Directions for this task:
Return, word for word, every line that follows.
━━━━━━━━━━━━━━━━━━━━
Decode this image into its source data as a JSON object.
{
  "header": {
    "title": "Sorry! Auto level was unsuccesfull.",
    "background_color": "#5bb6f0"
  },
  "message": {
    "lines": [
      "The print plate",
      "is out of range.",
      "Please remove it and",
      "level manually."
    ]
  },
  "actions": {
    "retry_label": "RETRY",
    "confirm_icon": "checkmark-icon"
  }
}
━━━━━━━━━━━━━━━━━━━━
Correct response:
Decode this image into its source data as a JSON object.
{
  "header": {
    "title": "Sorry! Auto level was unsuccesfull.",
    "background_color": "#5bb6f0"
  },
  "message": {
    "lines": [
      "The print plate",
      "is out of range.",
      "Please remove it and",
      "level manually."
    ]
  },
  "actions": {
    "retry_label": "RETRY",
    "confirm_icon": "checkmark-icon"
  }
}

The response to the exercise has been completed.